Identify every line in the records below that contains the word "Week", and reproduce each one.

····················

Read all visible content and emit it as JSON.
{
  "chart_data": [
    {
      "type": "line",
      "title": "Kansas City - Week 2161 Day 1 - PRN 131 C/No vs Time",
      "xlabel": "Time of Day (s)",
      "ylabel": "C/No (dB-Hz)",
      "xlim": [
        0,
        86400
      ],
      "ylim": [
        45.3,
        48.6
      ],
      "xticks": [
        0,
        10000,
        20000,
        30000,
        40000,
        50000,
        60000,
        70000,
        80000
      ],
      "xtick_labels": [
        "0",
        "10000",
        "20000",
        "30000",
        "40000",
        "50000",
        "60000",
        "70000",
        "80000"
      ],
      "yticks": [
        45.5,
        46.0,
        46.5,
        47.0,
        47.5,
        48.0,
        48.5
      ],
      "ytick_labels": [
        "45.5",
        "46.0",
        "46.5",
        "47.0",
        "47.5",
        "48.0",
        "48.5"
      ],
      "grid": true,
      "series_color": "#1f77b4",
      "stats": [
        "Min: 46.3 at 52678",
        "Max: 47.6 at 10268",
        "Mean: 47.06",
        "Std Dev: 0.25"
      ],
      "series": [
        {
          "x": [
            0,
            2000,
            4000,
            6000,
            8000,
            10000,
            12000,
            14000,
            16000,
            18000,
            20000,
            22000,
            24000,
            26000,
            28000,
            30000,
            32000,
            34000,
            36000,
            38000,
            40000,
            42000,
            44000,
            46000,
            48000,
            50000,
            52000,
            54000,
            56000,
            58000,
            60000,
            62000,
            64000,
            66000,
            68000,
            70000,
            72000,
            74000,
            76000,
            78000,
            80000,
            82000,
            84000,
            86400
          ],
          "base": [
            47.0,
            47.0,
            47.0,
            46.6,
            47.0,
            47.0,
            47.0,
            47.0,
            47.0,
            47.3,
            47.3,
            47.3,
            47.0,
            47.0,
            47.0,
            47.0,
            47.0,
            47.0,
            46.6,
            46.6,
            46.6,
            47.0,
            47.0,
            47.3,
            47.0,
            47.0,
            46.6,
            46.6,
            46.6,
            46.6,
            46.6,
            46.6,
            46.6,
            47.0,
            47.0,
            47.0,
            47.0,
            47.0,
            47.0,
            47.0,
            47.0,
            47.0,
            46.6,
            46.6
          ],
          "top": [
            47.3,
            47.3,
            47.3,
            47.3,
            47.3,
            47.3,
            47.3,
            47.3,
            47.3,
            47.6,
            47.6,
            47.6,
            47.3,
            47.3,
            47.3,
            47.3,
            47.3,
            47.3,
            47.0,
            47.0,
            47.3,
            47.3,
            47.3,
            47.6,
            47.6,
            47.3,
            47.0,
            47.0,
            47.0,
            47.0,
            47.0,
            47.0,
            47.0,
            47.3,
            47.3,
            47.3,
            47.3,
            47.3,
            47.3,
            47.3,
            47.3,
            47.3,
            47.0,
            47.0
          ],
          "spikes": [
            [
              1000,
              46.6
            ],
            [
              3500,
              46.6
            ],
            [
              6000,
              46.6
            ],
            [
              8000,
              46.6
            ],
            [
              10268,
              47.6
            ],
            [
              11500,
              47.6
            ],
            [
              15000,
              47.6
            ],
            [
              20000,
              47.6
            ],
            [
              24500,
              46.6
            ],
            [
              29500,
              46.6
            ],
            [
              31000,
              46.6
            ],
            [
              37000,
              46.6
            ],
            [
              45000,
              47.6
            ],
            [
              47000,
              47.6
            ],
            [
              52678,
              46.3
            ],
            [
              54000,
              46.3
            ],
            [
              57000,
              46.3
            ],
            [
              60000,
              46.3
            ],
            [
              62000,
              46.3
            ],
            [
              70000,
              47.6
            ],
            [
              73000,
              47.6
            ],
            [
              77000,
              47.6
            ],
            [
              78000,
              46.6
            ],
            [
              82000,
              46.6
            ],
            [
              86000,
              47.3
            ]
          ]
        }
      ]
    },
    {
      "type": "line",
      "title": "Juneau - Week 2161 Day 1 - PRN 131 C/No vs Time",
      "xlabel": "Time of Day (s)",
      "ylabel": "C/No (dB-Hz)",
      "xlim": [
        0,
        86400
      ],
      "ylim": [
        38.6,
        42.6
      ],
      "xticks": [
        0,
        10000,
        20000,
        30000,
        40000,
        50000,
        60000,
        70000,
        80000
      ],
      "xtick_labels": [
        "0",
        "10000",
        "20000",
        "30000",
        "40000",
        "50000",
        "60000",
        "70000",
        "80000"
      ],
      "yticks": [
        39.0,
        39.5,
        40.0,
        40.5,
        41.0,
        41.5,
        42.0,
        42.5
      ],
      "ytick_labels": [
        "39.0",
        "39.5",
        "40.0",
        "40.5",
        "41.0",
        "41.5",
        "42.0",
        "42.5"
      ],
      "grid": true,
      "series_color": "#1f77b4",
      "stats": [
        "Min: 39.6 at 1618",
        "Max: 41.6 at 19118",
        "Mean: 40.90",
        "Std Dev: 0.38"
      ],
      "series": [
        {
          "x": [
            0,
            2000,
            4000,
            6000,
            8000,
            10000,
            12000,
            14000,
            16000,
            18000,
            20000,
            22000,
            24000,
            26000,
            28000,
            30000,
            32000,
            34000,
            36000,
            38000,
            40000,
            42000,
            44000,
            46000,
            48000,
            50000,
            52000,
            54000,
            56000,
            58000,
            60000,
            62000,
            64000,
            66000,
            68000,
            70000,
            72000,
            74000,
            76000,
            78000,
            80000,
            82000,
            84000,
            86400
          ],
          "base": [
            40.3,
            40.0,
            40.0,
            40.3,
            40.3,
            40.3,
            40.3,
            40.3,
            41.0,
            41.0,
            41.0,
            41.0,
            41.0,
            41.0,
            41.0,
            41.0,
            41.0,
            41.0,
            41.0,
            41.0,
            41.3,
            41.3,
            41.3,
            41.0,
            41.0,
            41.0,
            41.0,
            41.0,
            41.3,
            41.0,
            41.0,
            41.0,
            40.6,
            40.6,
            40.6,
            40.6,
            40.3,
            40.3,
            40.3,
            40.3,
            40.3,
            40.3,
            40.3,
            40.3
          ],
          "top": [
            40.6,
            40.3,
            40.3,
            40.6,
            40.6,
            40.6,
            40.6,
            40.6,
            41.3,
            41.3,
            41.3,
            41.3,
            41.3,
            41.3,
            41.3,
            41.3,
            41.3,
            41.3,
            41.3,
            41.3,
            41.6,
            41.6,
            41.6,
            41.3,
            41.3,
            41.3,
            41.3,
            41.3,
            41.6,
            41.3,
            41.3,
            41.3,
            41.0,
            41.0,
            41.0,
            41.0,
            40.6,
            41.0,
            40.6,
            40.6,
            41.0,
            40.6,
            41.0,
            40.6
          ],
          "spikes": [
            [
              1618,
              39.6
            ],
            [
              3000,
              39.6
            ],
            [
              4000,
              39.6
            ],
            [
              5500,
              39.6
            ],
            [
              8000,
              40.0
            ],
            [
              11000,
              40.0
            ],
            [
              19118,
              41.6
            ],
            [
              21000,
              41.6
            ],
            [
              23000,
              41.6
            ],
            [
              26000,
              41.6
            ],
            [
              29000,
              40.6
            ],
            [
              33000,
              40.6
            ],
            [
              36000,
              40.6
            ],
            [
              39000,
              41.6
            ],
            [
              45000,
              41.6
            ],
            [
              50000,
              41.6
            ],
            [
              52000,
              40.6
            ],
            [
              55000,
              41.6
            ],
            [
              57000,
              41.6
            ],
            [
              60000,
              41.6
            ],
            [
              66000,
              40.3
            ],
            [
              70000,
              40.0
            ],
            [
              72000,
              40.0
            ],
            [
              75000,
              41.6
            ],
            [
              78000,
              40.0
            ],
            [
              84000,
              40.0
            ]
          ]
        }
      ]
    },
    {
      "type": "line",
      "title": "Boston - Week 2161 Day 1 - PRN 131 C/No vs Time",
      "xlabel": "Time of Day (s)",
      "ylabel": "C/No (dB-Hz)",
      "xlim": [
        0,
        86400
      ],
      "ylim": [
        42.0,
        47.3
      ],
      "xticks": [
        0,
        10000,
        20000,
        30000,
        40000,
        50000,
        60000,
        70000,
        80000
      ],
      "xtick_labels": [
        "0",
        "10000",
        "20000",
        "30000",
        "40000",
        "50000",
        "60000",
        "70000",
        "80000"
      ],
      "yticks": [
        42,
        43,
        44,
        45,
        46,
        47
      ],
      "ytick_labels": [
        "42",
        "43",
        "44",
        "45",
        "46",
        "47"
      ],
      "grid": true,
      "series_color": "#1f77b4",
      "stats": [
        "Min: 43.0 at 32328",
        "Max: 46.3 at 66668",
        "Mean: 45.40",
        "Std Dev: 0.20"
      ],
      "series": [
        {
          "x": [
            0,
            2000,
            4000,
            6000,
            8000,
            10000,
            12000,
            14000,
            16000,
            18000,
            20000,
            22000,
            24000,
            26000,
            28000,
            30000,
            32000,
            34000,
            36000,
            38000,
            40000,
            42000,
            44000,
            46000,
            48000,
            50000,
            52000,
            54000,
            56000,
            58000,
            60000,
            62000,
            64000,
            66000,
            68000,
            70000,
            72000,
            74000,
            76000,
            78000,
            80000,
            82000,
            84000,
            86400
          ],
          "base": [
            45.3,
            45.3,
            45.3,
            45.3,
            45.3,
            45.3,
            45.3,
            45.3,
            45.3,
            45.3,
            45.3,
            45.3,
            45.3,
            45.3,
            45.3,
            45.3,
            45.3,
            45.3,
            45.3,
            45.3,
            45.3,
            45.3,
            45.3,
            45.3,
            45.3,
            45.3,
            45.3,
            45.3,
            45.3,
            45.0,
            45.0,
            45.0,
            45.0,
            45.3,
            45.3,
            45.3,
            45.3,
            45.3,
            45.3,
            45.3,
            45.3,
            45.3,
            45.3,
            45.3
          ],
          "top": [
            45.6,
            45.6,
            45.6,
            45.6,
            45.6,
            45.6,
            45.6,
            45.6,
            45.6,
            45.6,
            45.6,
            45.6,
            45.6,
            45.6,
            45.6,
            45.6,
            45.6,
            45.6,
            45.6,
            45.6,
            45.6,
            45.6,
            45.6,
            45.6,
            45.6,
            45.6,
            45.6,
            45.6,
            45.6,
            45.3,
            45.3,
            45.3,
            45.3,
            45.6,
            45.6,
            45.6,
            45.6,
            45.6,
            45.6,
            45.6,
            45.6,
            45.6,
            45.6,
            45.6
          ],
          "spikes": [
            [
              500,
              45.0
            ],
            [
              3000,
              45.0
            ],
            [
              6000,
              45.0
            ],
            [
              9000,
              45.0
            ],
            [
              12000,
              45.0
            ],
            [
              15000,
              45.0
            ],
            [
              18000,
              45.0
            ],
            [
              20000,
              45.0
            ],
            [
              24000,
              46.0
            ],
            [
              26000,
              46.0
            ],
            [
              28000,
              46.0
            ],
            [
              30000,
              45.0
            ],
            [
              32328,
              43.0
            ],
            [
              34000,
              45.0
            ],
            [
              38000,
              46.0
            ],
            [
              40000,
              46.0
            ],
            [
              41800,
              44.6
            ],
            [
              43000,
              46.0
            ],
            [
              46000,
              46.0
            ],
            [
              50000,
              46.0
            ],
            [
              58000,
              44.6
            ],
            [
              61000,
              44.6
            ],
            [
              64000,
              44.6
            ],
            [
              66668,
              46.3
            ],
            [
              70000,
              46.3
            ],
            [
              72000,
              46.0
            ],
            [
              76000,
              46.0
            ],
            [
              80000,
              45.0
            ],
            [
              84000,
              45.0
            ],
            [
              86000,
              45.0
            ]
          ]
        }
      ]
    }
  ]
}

····················

▶ Expected output:
      "title": "Kansas City - Week 2161 Day 1 - PRN 131 C/No vs Time",
      "title": "Juneau - Week 2161 Day 1 - PRN 131 C/No vs Time",
      "title": "Boston - Week 2161 Day 1 - PRN 131 C/No vs Time",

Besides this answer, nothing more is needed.